> INFORMATION SHOWN

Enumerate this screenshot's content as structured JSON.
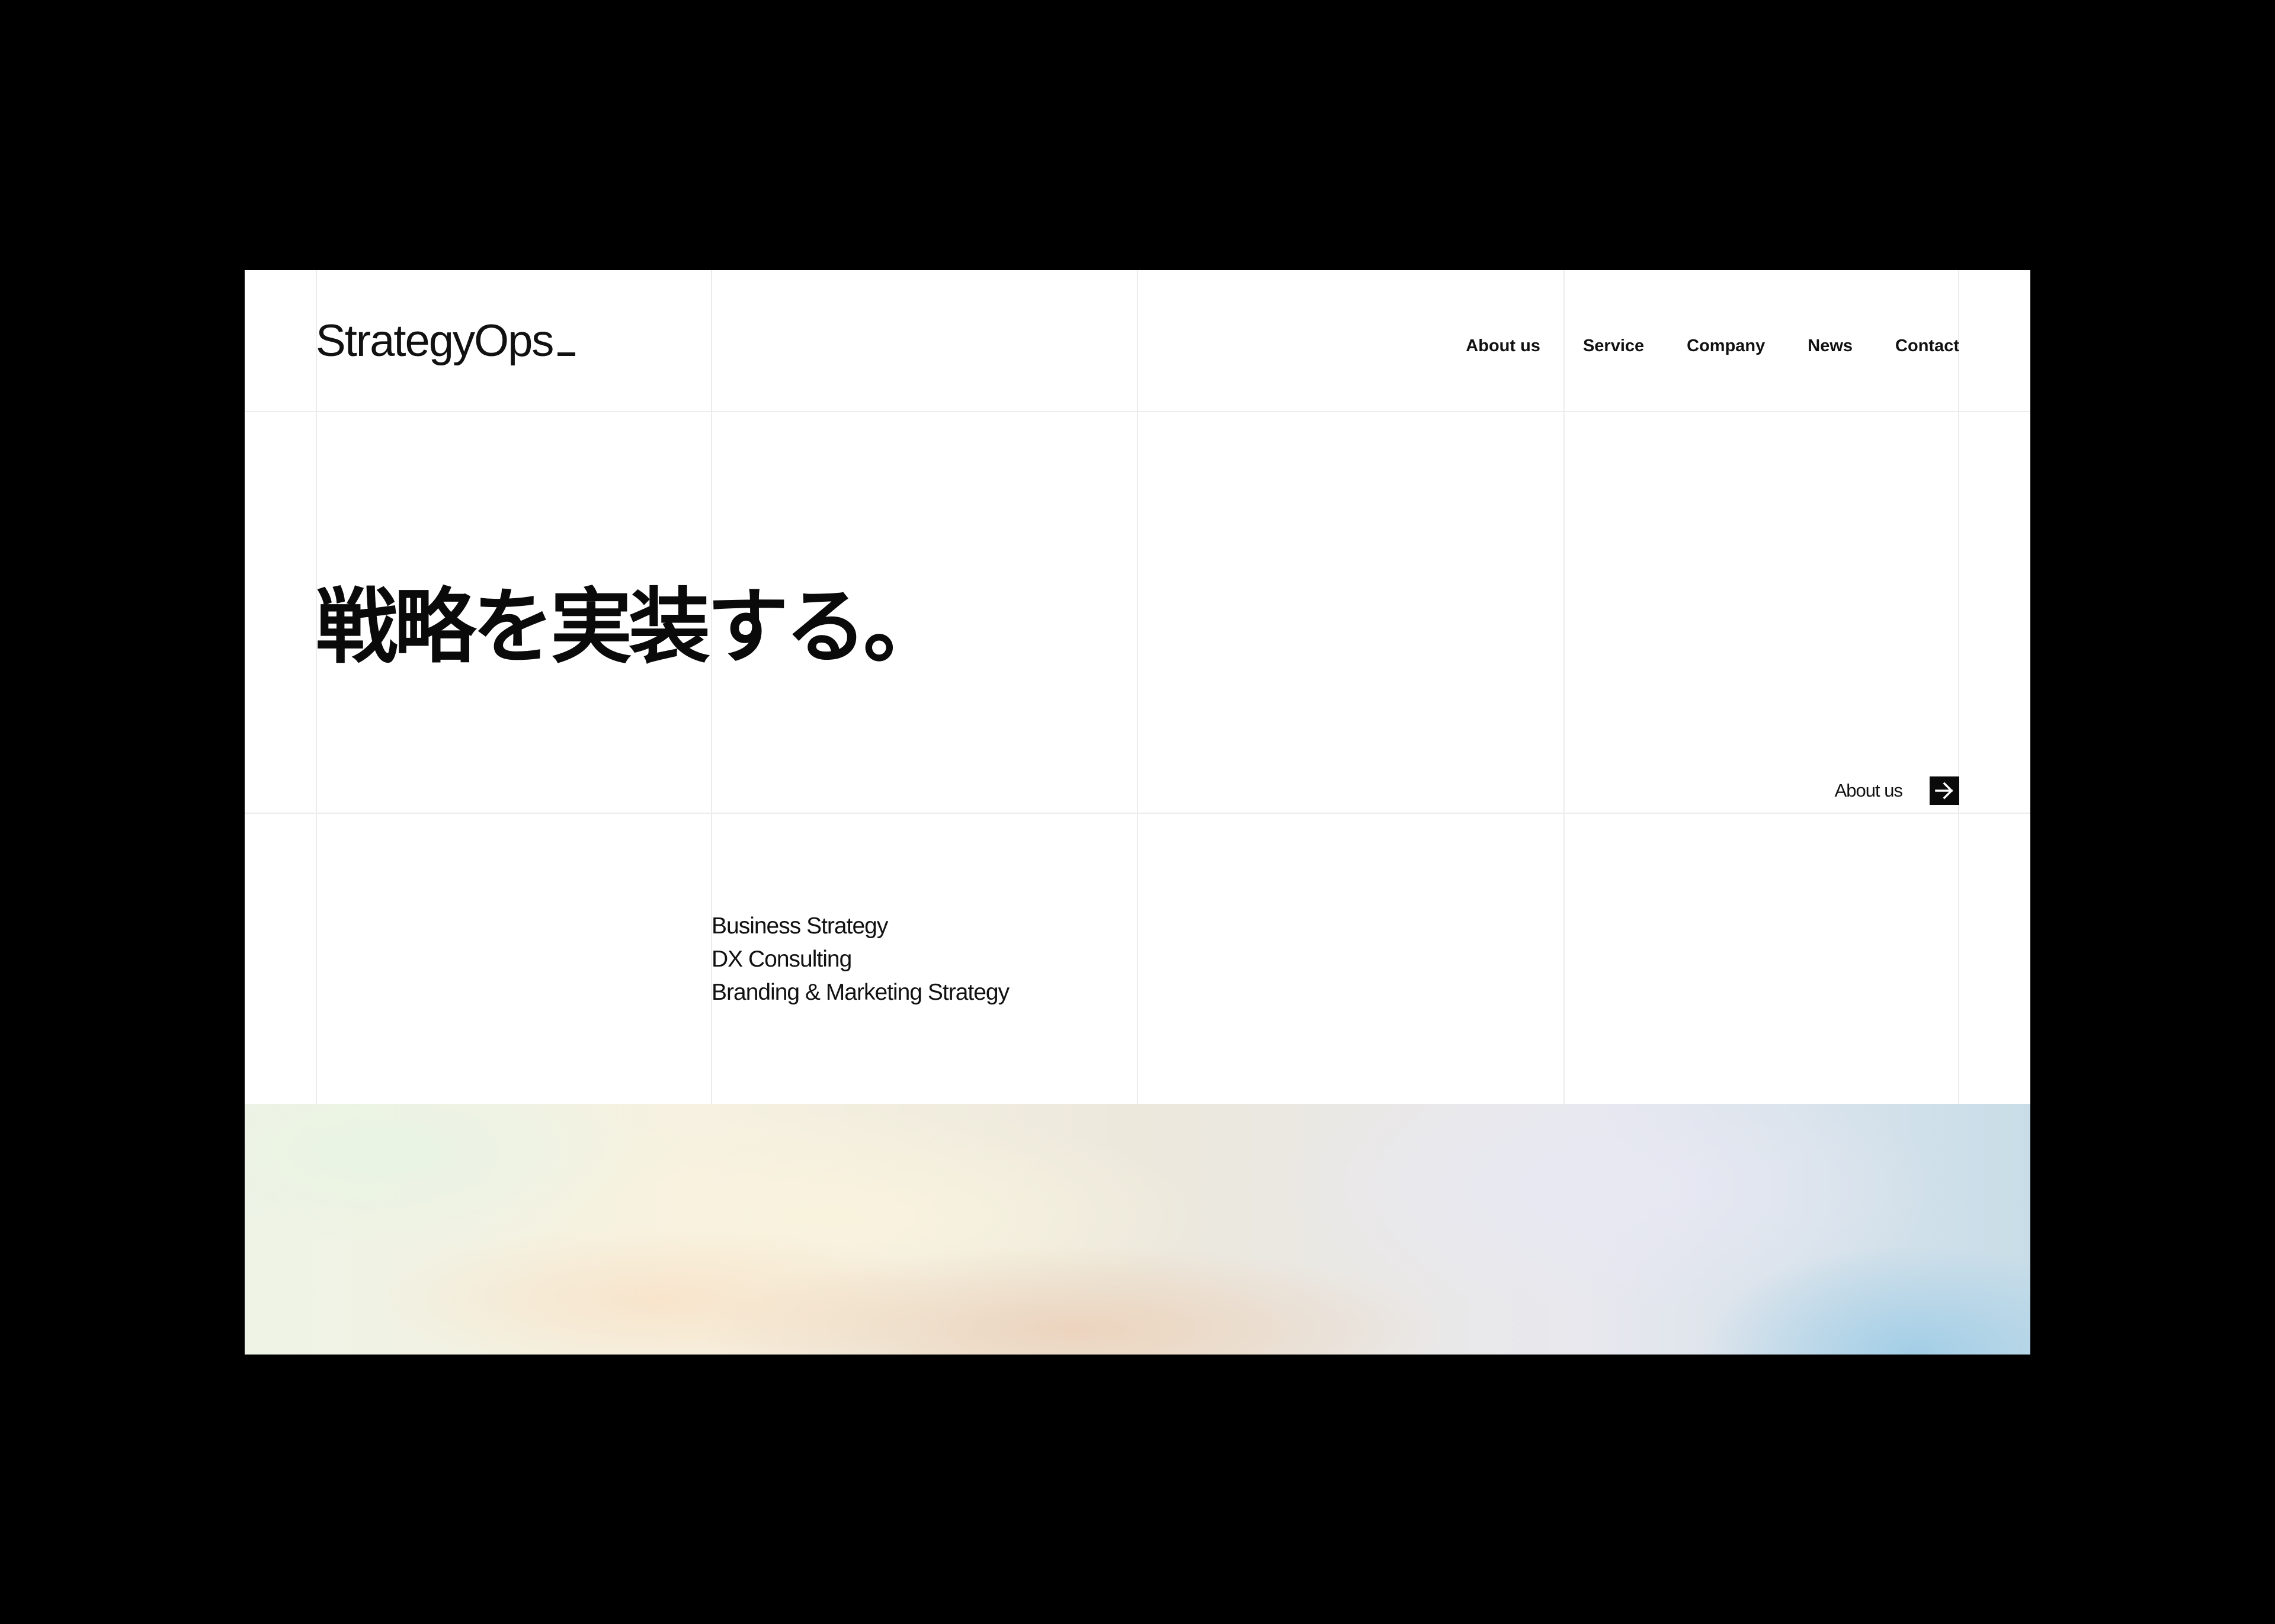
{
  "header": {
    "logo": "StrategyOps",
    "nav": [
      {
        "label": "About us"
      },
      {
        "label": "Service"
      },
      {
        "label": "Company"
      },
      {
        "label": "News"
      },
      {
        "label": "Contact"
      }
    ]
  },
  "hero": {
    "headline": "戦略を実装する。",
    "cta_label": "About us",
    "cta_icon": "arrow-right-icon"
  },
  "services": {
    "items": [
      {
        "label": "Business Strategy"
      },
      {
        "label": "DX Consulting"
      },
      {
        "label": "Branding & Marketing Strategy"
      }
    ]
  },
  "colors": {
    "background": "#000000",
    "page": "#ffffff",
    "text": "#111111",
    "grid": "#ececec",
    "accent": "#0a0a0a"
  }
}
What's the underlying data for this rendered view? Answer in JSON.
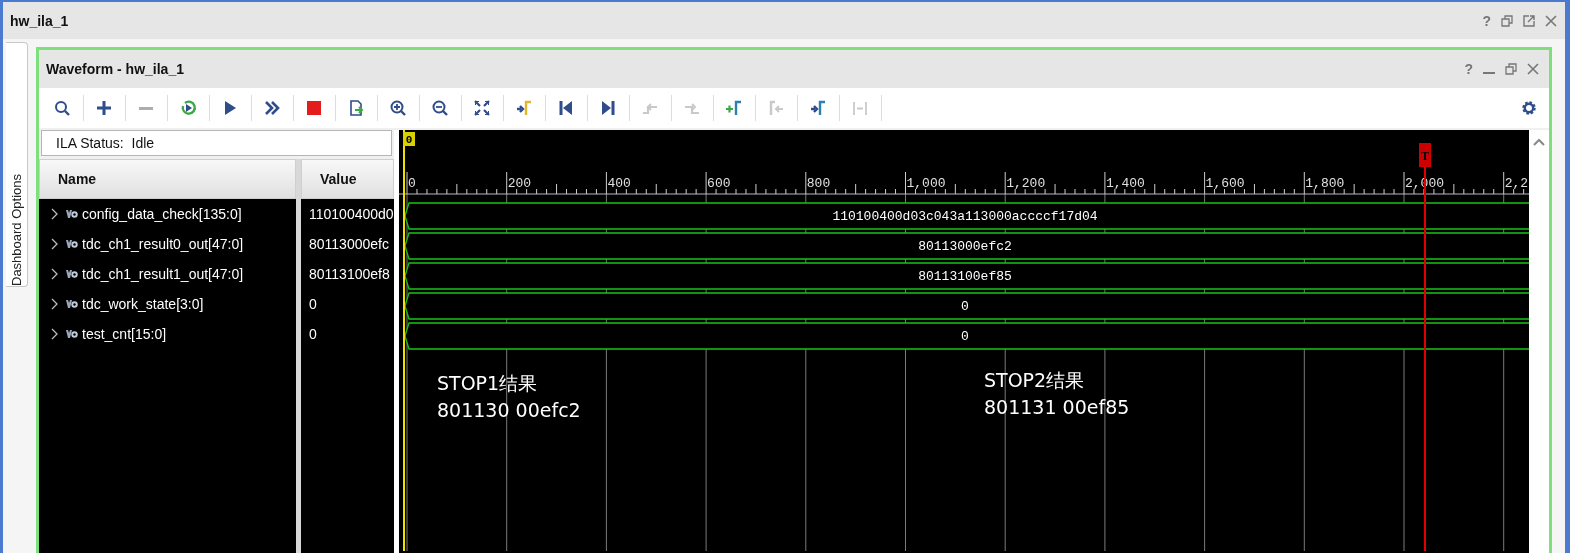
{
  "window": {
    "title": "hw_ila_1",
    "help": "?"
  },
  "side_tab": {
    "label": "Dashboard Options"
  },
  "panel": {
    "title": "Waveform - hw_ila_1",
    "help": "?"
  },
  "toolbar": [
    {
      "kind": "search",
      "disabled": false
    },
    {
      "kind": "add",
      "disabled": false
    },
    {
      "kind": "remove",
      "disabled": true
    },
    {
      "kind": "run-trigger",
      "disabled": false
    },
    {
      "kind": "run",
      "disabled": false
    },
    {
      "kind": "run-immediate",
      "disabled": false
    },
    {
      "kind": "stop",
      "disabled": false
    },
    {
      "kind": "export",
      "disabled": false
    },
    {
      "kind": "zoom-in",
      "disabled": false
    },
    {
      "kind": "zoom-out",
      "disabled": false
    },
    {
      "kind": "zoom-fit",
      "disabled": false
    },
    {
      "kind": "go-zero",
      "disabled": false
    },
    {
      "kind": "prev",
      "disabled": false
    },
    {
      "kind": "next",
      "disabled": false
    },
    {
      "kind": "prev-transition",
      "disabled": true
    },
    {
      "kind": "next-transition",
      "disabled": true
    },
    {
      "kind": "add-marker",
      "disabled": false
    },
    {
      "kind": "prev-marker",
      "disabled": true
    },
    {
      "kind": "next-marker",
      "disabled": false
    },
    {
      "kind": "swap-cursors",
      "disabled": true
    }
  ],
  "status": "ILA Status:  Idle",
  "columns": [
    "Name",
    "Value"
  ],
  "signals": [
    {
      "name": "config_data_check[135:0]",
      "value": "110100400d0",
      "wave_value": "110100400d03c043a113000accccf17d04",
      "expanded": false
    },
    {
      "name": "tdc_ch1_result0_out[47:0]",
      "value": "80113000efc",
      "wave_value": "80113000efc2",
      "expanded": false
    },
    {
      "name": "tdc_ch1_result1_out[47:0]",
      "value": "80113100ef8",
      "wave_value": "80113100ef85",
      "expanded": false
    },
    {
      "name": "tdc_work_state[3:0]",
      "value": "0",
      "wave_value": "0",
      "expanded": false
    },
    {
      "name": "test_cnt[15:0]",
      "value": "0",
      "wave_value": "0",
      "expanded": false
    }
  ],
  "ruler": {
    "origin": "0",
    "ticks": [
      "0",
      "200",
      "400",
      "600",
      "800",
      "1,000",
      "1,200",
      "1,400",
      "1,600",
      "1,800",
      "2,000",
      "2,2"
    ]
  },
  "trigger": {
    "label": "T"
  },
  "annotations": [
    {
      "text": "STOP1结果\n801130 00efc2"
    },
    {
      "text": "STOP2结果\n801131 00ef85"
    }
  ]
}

> THE TASK
Transcribe the whole listing, character for character, but not its images.

> REPLY TO THE EXERCISE
Enumerate this screenshot's content as structured JSON.
{
  "header": {
    "logo": "StrategyOps",
    "nav": [
      {
        "label": "About us"
      },
      {
        "label": "Service"
      },
      {
        "label": "Company"
      },
      {
        "label": "News"
      },
      {
        "label": "Contact"
      }
    ]
  },
  "hero": {
    "headline": "戦略を実装する。",
    "cta_label": "About us",
    "cta_icon": "arrow-right-icon"
  },
  "services": {
    "items": [
      {
        "label": "Business Strategy"
      },
      {
        "label": "DX Consulting"
      },
      {
        "label": "Branding & Marketing Strategy"
      }
    ]
  },
  "colors": {
    "background": "#000000",
    "page": "#ffffff",
    "text": "#111111",
    "grid": "#ececec",
    "accent": "#0a0a0a"
  }
}
What's the underlying data for this rendered view? Answer in JSON.
{
  "window": {
    "title": "hw_ila_1",
    "help": "?"
  },
  "side_tab": {
    "label": "Dashboard Options"
  },
  "panel": {
    "title": "Waveform - hw_ila_1",
    "help": "?"
  },
  "toolbar": [
    {
      "kind": "search",
      "disabled": false
    },
    {
      "kind": "add",
      "disabled": false
    },
    {
      "kind": "remove",
      "disabled": true
    },
    {
      "kind": "run-trigger",
      "disabled": false
    },
    {
      "kind": "run",
      "disabled": false
    },
    {
      "kind": "run-immediate",
      "disabled": false
    },
    {
      "kind": "stop",
      "disabled": false
    },
    {
      "kind": "export",
      "disabled": false
    },
    {
      "kind": "zoom-in",
      "disabled": false
    },
    {
      "kind": "zoom-out",
      "disabled": false
    },
    {
      "kind": "zoom-fit",
      "disabled": false
    },
    {
      "kind": "go-zero",
      "disabled": false
    },
    {
      "kind": "prev",
      "disabled": false
    },
    {
      "kind": "next",
      "disabled": false
    },
    {
      "kind": "prev-transition",
      "disabled": true
    },
    {
      "kind": "next-transition",
      "disabled": true
    },
    {
      "kind": "add-marker",
      "disabled": false
    },
    {
      "kind": "prev-marker",
      "disabled": true
    },
    {
      "kind": "next-marker",
      "disabled": false
    },
    {
      "kind": "swap-cursors",
      "disabled": true
    }
  ],
  "status": "ILA Status:  Idle",
  "columns": [
    "Name",
    "Value"
  ],
  "signals": [
    {
      "name": "config_data_check[135:0]",
      "value": "110100400d0",
      "wave_value": "110100400d03c043a113000accccf17d04",
      "expanded": false
    },
    {
      "name": "tdc_ch1_result0_out[47:0]",
      "value": "80113000efc",
      "wave_value": "80113000efc2",
      "expanded": false
    },
    {
      "name": "tdc_ch1_result1_out[47:0]",
      "value": "80113100ef8",
      "wave_value": "80113100ef85",
      "expanded": false
    },
    {
      "name": "tdc_work_state[3:0]",
      "value": "0",
      "wave_value": "0",
      "expanded": false
    },
    {
      "name": "test_cnt[15:0]",
      "value": "0",
      "wave_value": "0",
      "expanded": false
    }
  ],
  "ruler": {
    "origin": "0",
    "ticks": [
      "0",
      "200",
      "400",
      "600",
      "800",
      "1,000",
      "1,200",
      "1,400",
      "1,600",
      "1,800",
      "2,000",
      "2,2"
    ]
  },
  "trigger": {
    "label": "T"
  },
  "annotations": [
    {
      "text": "STOP1结果\n801130 00efc2"
    },
    {
      "text": "STOP2结果\n801131 00ef85"
    }
  ]
}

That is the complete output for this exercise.